_Data rows_.
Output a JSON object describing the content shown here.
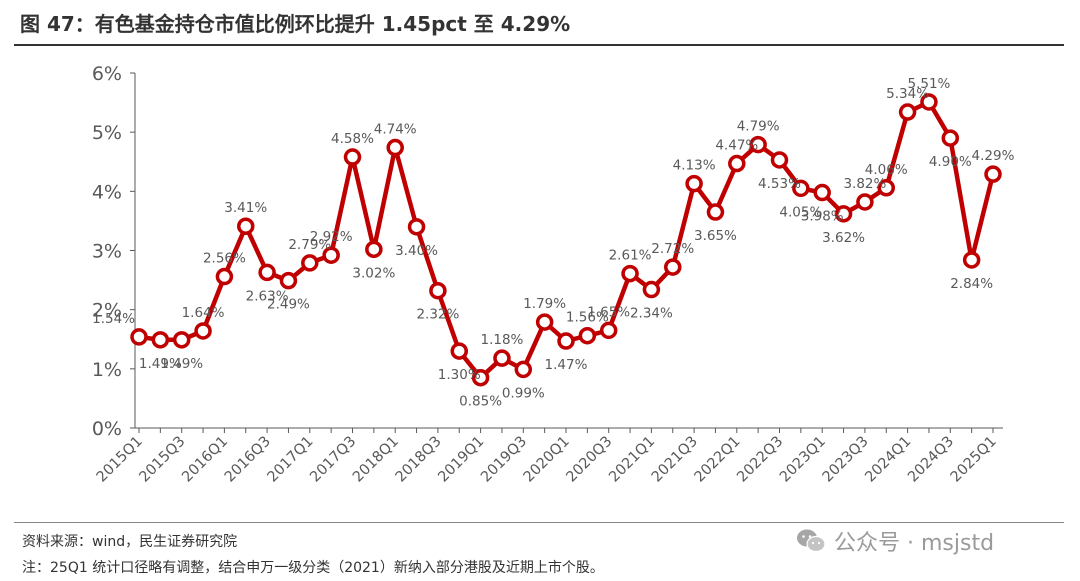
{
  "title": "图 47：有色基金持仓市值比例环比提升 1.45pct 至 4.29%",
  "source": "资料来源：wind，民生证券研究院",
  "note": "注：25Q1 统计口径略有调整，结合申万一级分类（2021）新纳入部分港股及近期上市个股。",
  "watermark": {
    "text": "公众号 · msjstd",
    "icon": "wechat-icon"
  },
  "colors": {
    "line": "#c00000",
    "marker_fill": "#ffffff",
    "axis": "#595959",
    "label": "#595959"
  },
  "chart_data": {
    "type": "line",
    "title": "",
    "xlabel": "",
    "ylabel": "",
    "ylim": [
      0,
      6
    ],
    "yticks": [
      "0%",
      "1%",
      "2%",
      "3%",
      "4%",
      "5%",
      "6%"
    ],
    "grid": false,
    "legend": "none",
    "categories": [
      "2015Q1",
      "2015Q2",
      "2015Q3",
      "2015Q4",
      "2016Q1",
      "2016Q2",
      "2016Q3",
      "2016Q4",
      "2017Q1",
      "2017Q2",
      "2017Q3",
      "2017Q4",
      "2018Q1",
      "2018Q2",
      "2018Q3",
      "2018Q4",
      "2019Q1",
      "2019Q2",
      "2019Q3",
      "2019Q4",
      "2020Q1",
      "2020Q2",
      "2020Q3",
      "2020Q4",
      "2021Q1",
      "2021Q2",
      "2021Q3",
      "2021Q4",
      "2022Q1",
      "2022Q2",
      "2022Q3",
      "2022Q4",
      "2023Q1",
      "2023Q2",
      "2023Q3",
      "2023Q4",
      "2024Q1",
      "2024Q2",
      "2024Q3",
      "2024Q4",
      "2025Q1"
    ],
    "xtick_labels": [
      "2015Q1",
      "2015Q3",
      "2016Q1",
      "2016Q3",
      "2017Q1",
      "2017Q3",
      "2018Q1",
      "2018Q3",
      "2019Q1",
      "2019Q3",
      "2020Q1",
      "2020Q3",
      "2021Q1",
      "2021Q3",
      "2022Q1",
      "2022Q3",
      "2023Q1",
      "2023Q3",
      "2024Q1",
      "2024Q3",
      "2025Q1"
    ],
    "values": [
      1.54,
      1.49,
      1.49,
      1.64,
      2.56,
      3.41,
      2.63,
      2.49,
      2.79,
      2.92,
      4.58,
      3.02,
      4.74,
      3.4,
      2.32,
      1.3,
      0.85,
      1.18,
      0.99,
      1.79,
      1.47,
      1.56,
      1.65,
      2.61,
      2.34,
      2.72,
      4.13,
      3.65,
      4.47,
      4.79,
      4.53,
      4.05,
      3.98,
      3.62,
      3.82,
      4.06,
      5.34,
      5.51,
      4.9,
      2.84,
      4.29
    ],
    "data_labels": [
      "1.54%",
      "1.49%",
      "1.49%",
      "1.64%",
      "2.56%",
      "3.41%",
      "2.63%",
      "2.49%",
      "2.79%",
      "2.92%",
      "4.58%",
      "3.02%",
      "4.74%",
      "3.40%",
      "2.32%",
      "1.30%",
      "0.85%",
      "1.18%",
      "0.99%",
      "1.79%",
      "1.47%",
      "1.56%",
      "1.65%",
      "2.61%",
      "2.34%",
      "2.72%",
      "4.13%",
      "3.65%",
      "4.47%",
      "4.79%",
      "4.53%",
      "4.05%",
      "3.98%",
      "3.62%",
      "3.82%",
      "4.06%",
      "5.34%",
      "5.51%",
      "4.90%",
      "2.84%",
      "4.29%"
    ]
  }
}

_The request_. In the records above, how many lines include "title"? Give that number and nothing more.

_Response to the task_. 2